Data section:
▼▼▼

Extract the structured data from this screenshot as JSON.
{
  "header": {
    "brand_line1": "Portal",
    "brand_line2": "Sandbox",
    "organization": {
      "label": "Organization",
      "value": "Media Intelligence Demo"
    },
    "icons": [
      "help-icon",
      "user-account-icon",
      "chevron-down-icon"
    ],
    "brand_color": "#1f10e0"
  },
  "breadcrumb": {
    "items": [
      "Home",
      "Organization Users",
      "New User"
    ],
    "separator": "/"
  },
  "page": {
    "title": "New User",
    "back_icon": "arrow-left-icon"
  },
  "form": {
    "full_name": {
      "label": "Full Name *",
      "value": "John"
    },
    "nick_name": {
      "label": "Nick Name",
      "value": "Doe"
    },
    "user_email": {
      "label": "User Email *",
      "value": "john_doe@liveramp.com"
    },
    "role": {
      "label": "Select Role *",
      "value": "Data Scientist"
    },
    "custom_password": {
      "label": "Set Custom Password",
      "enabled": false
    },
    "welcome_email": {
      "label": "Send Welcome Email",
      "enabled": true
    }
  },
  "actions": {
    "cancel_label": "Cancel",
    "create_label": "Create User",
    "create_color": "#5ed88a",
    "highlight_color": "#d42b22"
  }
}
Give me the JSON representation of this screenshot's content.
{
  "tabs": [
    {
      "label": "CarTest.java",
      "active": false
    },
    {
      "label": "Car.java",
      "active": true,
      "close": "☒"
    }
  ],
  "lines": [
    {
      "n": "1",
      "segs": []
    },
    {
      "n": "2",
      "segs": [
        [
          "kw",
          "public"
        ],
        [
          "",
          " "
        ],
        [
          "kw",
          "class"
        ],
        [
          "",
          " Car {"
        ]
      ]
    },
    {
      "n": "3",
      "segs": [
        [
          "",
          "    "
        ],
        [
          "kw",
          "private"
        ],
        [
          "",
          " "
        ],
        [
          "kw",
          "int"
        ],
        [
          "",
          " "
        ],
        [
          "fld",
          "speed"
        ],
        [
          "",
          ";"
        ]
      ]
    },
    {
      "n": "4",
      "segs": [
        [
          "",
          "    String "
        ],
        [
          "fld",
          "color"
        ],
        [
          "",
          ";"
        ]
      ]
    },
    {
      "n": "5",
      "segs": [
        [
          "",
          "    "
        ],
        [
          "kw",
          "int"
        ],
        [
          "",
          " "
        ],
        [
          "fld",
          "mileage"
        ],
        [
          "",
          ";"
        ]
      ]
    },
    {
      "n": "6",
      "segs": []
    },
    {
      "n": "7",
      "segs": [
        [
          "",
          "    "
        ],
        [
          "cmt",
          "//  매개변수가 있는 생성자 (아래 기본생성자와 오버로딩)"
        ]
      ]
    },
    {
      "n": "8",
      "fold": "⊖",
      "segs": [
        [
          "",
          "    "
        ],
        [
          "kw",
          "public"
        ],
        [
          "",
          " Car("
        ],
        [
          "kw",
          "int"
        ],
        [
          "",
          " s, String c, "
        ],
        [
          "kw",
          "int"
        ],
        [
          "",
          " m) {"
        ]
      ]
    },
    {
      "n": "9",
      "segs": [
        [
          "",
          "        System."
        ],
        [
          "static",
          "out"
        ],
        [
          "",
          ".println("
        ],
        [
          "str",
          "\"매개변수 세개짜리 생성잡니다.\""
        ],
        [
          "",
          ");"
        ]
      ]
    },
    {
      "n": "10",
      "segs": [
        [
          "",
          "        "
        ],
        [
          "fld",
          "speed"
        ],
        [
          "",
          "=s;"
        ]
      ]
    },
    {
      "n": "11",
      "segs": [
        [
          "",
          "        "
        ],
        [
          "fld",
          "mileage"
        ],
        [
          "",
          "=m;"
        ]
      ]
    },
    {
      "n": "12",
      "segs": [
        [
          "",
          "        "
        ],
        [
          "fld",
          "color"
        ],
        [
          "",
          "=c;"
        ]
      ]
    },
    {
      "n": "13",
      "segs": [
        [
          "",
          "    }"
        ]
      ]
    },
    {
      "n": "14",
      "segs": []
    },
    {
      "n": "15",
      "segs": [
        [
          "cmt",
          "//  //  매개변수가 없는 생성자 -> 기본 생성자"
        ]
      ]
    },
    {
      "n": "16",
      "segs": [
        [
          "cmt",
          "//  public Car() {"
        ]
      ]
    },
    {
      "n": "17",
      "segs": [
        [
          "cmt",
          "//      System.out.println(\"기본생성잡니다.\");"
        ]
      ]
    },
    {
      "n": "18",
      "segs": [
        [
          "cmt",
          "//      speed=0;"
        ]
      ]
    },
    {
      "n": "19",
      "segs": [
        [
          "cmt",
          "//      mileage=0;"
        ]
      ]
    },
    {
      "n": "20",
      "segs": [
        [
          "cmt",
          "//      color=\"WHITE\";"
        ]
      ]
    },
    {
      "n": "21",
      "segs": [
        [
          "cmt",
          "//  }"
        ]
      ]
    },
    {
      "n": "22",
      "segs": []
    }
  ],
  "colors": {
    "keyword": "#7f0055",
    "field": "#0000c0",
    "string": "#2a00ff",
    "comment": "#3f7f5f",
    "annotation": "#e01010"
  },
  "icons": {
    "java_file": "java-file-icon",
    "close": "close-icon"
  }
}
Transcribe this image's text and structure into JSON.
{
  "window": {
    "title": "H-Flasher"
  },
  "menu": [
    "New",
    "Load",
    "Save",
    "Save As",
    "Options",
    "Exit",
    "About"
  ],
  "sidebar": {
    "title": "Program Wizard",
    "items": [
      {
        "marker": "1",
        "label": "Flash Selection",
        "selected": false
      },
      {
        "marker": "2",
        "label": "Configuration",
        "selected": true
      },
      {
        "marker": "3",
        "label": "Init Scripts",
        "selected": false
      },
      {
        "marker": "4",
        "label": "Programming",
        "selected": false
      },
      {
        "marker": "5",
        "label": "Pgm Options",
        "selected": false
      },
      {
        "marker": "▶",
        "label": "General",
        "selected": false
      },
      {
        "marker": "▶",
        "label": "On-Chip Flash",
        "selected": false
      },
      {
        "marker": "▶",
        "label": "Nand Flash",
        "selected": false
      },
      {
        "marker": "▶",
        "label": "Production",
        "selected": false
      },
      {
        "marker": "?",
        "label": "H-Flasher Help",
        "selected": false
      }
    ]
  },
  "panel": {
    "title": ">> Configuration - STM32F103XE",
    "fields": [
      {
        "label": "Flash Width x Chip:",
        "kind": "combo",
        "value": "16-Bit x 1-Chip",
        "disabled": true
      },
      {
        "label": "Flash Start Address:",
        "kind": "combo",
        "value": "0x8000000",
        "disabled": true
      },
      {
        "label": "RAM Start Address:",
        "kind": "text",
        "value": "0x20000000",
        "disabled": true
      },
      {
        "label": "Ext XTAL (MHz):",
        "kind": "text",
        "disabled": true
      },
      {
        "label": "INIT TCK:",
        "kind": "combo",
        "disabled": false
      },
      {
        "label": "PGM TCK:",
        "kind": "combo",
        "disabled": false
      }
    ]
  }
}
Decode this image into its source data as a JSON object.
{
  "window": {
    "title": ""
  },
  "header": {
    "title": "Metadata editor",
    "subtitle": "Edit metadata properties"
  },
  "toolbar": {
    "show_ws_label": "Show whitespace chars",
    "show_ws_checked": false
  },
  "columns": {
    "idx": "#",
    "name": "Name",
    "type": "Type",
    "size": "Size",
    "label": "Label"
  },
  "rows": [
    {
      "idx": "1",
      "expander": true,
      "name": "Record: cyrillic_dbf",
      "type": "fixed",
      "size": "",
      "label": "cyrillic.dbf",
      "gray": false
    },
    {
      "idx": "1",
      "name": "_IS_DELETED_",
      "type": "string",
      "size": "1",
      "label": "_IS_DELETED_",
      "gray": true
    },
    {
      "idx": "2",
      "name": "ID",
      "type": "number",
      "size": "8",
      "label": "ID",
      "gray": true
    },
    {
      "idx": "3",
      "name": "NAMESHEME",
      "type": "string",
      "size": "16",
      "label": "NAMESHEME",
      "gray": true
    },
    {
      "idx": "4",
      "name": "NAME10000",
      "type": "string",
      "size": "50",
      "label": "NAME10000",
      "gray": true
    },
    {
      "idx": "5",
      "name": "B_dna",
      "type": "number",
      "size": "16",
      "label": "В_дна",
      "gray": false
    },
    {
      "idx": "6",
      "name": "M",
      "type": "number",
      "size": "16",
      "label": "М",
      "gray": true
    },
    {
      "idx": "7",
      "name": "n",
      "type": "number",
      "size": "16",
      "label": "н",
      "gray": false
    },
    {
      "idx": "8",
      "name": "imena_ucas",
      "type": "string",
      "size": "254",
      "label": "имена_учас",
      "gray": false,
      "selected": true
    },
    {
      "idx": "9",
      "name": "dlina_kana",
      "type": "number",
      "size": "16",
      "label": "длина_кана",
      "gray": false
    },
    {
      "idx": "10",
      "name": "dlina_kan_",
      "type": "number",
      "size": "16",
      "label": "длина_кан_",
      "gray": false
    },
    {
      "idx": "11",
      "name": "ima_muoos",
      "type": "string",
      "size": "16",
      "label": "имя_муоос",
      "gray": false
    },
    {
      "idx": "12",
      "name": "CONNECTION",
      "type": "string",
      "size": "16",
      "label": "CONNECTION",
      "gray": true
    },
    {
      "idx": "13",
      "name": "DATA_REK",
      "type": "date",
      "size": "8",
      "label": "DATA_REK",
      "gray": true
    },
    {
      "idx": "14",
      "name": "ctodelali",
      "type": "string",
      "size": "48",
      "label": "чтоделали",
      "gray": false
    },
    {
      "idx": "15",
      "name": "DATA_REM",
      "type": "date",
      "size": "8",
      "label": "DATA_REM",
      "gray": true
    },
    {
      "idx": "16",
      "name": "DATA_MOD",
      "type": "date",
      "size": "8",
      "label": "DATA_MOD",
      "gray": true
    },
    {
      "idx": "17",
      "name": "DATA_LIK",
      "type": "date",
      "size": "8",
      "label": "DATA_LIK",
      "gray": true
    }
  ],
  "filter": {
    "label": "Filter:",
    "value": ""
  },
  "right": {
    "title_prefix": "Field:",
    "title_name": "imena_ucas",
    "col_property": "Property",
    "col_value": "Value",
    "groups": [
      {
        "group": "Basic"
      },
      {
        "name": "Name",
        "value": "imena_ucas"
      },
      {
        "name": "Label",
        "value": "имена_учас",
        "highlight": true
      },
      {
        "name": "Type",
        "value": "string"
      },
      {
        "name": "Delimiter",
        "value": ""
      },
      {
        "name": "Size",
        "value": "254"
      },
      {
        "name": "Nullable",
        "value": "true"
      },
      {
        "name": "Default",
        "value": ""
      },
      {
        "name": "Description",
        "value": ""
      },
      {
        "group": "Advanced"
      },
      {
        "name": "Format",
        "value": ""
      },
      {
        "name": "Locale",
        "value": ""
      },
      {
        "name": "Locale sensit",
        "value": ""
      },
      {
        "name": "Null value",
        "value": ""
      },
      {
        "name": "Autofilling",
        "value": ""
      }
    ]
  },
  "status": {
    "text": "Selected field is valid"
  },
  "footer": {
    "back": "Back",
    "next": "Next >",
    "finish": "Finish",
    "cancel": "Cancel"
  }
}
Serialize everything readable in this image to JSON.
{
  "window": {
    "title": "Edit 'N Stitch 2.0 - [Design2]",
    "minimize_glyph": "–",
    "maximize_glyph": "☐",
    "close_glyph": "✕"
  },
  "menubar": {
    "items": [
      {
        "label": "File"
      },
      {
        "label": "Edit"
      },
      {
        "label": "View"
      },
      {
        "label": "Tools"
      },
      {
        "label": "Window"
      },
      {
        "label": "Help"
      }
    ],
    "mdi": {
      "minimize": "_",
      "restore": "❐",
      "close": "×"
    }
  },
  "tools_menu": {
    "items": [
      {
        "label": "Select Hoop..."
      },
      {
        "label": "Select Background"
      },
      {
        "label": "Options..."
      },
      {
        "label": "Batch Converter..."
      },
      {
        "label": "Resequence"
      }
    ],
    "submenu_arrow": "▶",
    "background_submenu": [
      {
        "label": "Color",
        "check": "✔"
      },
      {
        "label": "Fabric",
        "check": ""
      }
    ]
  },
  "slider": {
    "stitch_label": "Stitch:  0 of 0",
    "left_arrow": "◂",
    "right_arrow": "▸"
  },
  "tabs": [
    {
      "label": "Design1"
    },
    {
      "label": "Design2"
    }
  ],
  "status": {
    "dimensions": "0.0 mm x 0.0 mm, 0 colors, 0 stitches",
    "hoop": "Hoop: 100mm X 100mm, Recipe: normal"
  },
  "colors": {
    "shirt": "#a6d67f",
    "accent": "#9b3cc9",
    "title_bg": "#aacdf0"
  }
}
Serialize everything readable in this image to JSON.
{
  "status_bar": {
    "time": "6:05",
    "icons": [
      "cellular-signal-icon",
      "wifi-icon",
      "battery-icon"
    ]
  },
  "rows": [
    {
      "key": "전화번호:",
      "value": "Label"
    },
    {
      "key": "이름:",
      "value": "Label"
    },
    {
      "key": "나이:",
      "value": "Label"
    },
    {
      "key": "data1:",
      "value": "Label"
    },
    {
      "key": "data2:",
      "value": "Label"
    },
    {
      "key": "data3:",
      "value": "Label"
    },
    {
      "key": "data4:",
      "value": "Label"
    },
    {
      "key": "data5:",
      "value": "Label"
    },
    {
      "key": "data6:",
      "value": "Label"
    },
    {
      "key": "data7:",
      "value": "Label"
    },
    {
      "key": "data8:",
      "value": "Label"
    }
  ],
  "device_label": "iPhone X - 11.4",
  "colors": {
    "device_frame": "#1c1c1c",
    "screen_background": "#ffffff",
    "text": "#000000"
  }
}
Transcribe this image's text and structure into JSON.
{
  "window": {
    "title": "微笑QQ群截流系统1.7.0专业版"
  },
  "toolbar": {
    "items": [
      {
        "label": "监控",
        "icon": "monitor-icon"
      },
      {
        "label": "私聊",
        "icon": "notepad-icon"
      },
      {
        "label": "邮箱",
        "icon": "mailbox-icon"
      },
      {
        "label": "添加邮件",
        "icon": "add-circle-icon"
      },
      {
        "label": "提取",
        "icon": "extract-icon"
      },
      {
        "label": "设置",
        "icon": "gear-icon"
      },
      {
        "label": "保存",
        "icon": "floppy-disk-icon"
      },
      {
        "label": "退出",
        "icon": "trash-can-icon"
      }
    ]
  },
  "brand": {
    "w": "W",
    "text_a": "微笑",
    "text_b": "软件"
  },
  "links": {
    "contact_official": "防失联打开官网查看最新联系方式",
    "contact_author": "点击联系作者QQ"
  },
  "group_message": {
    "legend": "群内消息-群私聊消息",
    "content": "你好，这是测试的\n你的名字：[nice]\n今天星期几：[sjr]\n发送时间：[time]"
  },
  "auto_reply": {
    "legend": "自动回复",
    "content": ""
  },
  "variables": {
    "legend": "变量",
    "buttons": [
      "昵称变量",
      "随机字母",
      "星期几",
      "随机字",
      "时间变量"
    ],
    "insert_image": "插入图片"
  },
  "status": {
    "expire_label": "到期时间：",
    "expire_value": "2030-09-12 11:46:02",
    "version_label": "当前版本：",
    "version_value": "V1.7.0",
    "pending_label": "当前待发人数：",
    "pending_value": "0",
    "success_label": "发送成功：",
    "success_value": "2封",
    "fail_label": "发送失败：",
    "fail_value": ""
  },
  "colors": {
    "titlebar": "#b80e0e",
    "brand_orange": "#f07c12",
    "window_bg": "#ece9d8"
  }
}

▲▲▲

Written task: Lines from the records above that hold "JSON" are the ones to list.

The completed task:
Extract the structured data from this screenshot as JSON.
Give me the JSON representation of this screenshot's content.
Transcribe this image's text and structure into JSON.
Decode this image into its source data as a JSON object.
Serialize everything readable in this image to JSON.
Serialize everything readable in this image to JSON.
Transcribe this image's text and structure into JSON.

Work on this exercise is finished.